### Requirement
Leaving out the pictures, please retype each record exactly.

### Given data
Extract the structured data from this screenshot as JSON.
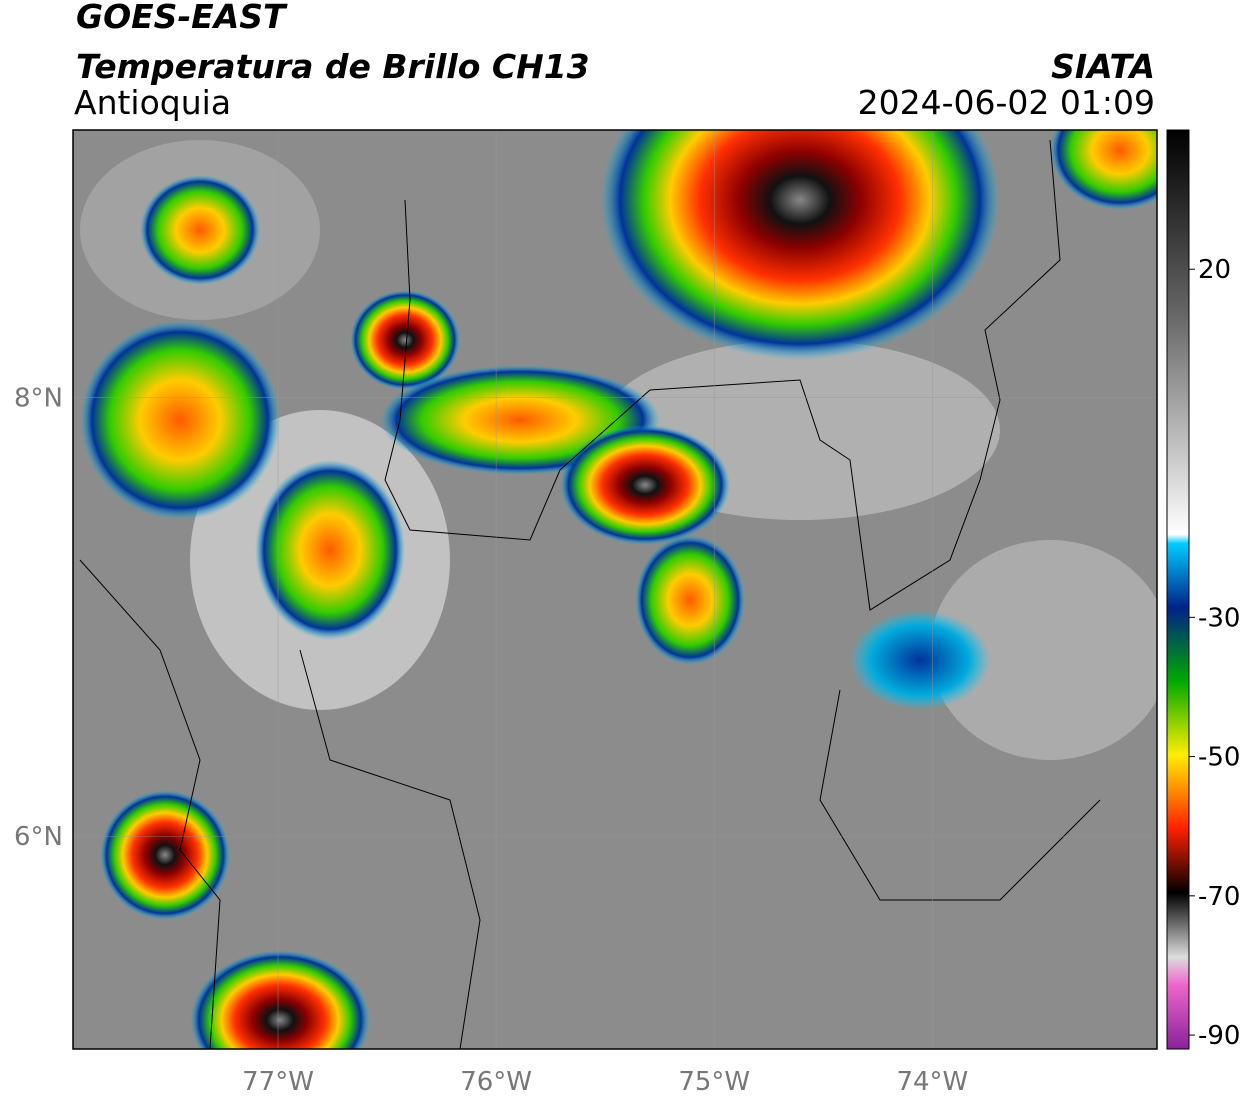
{
  "header": {
    "title": "GOES-EAST",
    "subtitle": "Temperatura de Brillo CH13",
    "region": "Antioquia",
    "source": "SIATA",
    "datetime": "2024-06-02 01:09"
  },
  "map": {
    "xlim": [
      -77.94,
      -72.97
    ],
    "ylim": [
      5.03,
      9.22
    ],
    "xticks": [
      {
        "value": -77,
        "label": "77°W"
      },
      {
        "value": -76,
        "label": "76°W"
      },
      {
        "value": -75,
        "label": "75°W"
      },
      {
        "value": -74,
        "label": "74°W"
      }
    ],
    "yticks": [
      {
        "value": 6,
        "label": "6°N"
      },
      {
        "value": 8,
        "label": "8°N"
      }
    ],
    "grid": true
  },
  "colorbar": {
    "lim": [
      -92,
      40
    ],
    "ticks": [
      20,
      -30,
      -50,
      -70,
      -90
    ]
  }
}
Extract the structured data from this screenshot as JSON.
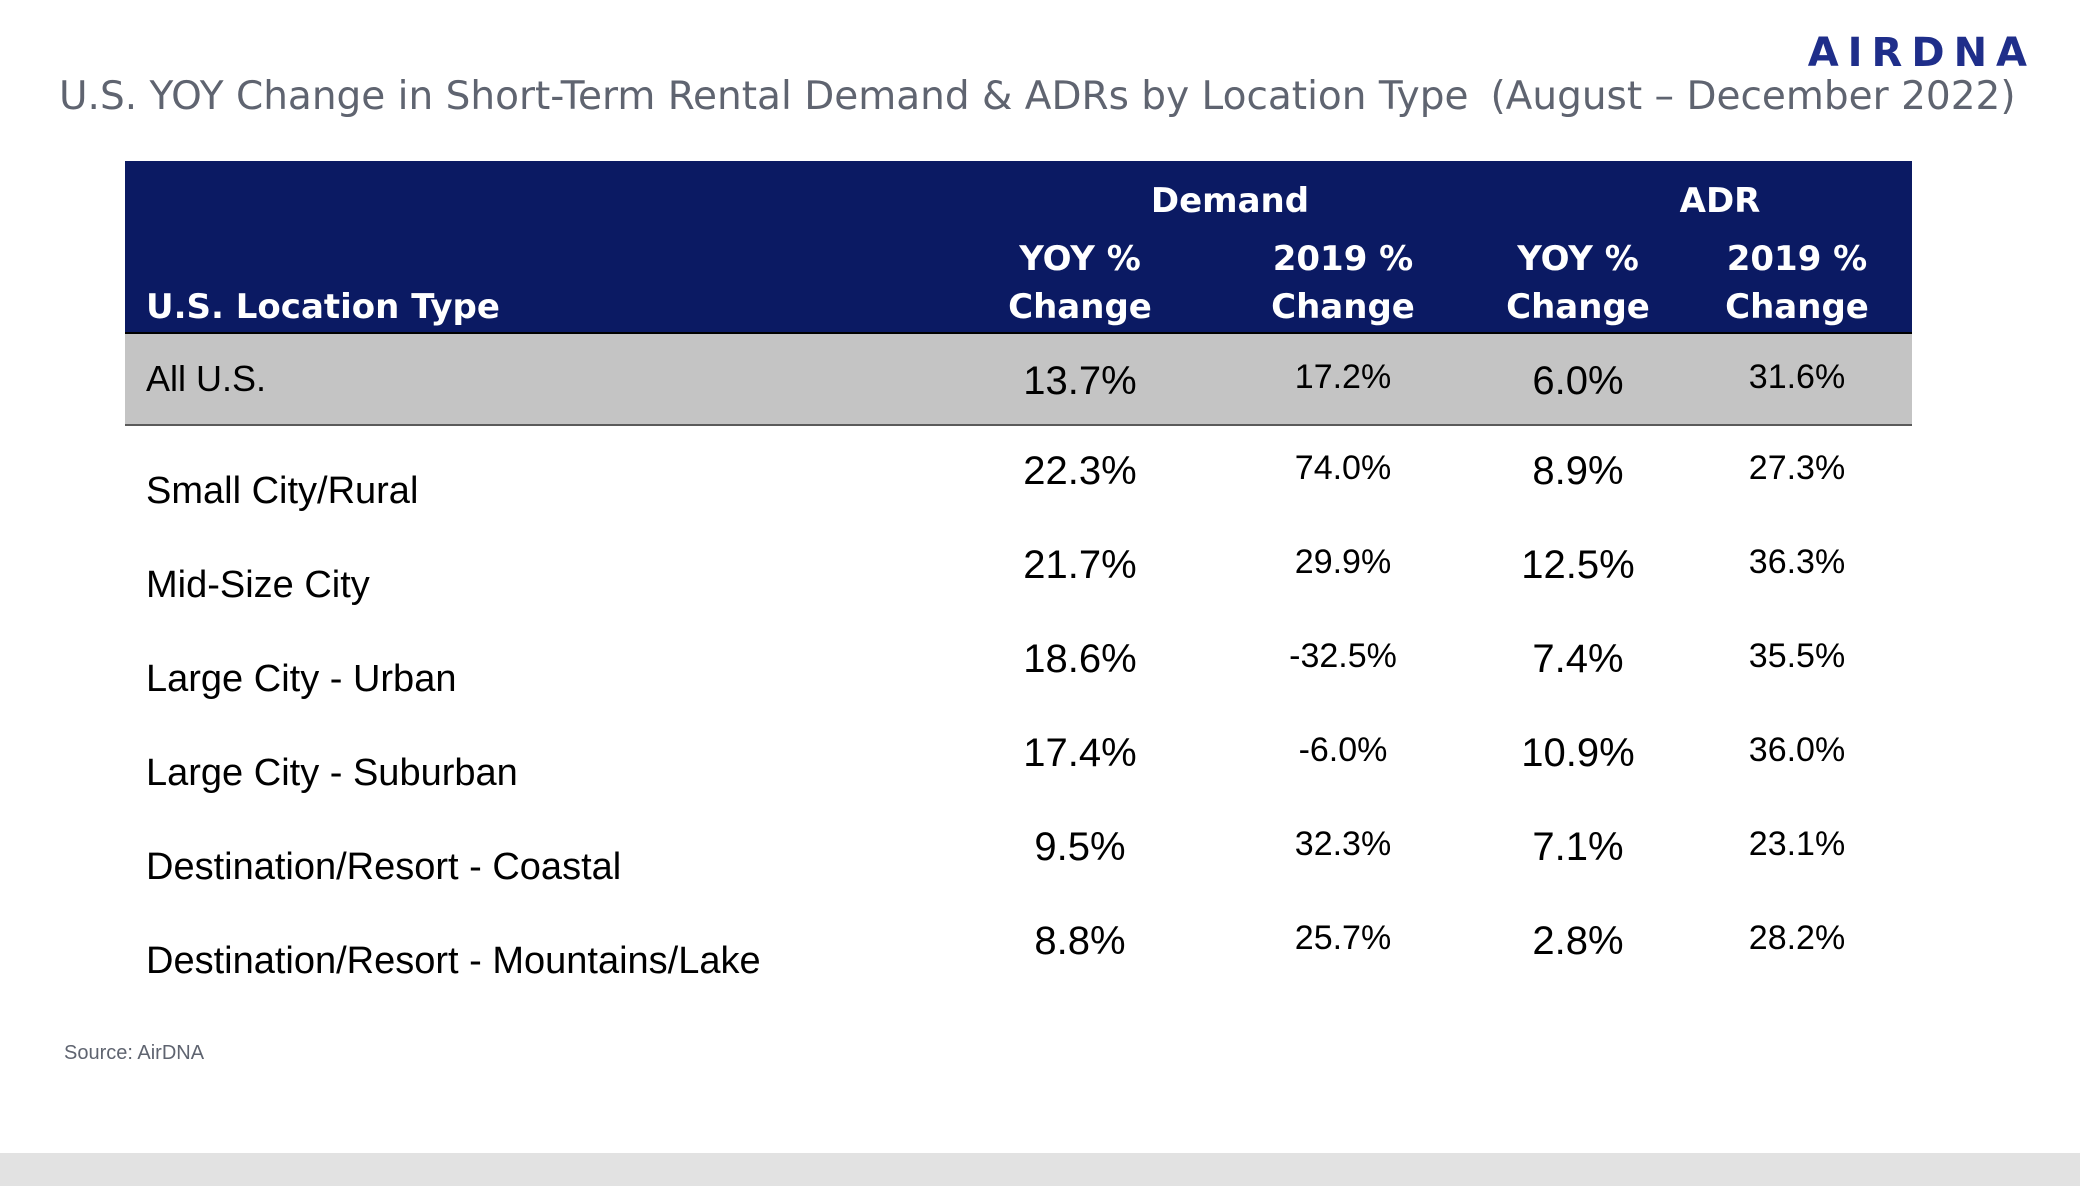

### Finished answer
Extract the structured data from this screenshot as JSON.
{
  "header": {
    "title": "GOES-EAST",
    "subtitle": "Temperatura de Brillo CH13",
    "region": "Antioquia",
    "source": "SIATA",
    "datetime": "2024-06-02 01:09"
  },
  "map": {
    "xlim": [
      -77.94,
      -72.97
    ],
    "ylim": [
      5.03,
      9.22
    ],
    "xticks": [
      {
        "value": -77,
        "label": "77°W"
      },
      {
        "value": -76,
        "label": "76°W"
      },
      {
        "value": -75,
        "label": "75°W"
      },
      {
        "value": -74,
        "label": "74°W"
      }
    ],
    "yticks": [
      {
        "value": 6,
        "label": "6°N"
      },
      {
        "value": 8,
        "label": "8°N"
      }
    ],
    "grid": true
  },
  "colorbar": {
    "lim": [
      -92,
      40
    ],
    "ticks": [
      20,
      -30,
      -50,
      -70,
      -90
    ]
  }
}
Extract the structured data from this screenshot as JSON.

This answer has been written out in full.